What is being asked
Every record should be copied exactly, except that pictures are to be omitted.

Dataset excerpts
* BEGIN *

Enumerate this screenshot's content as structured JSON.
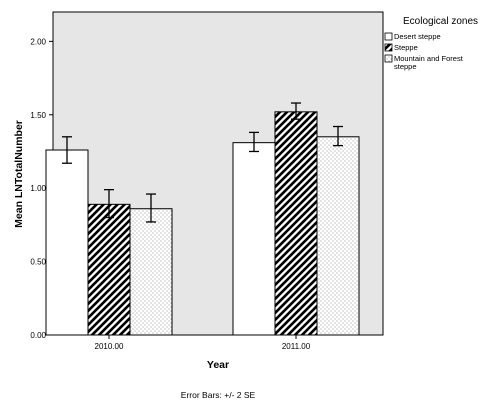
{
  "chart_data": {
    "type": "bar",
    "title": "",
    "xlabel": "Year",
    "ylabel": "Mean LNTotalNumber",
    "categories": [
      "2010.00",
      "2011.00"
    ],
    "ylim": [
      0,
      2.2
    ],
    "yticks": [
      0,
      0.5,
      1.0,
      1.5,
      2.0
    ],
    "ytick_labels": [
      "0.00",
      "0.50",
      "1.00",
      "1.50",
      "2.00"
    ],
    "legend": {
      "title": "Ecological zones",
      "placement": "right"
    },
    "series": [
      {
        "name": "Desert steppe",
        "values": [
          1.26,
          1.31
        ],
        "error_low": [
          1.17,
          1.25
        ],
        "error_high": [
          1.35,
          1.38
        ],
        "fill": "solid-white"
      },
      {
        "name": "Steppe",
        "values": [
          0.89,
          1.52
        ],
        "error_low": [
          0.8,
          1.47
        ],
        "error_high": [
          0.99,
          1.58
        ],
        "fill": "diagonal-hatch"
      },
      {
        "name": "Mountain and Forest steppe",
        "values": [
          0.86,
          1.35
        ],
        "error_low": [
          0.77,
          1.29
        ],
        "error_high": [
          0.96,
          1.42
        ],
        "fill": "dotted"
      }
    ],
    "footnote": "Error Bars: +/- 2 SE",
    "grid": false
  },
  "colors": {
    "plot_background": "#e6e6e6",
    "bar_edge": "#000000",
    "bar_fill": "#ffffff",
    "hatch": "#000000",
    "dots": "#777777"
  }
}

* END *

Task response
Enumerate this screenshot's content as structured JSON.
{
  "chart_data": {
    "type": "bar",
    "title": "",
    "xlabel": "Year",
    "ylabel": "Mean LNTotalNumber",
    "categories": [
      "2010.00",
      "2011.00"
    ],
    "ylim": [
      0,
      2.2
    ],
    "yticks": [
      0,
      0.5,
      1.0,
      1.5,
      2.0
    ],
    "ytick_labels": [
      "0.00",
      "0.50",
      "1.00",
      "1.50",
      "2.00"
    ],
    "legend": {
      "title": "Ecological zones",
      "placement": "right"
    },
    "series": [
      {
        "name": "Desert steppe",
        "values": [
          1.26,
          1.31
        ],
        "error_low": [
          1.17,
          1.25
        ],
        "error_high": [
          1.35,
          1.38
        ],
        "fill": "solid-white"
      },
      {
        "name": "Steppe",
        "values": [
          0.89,
          1.52
        ],
        "error_low": [
          0.8,
          1.47
        ],
        "error_high": [
          0.99,
          1.58
        ],
        "fill": "diagonal-hatch"
      },
      {
        "name": "Mountain and Forest steppe",
        "values": [
          0.86,
          1.35
        ],
        "error_low": [
          0.77,
          1.29
        ],
        "error_high": [
          0.96,
          1.42
        ],
        "fill": "dotted"
      }
    ],
    "footnote": "Error Bars: +/- 2 SE",
    "grid": false
  },
  "colors": {
    "plot_background": "#e6e6e6",
    "bar_edge": "#000000",
    "bar_fill": "#ffffff",
    "hatch": "#000000",
    "dots": "#777777"
  }
}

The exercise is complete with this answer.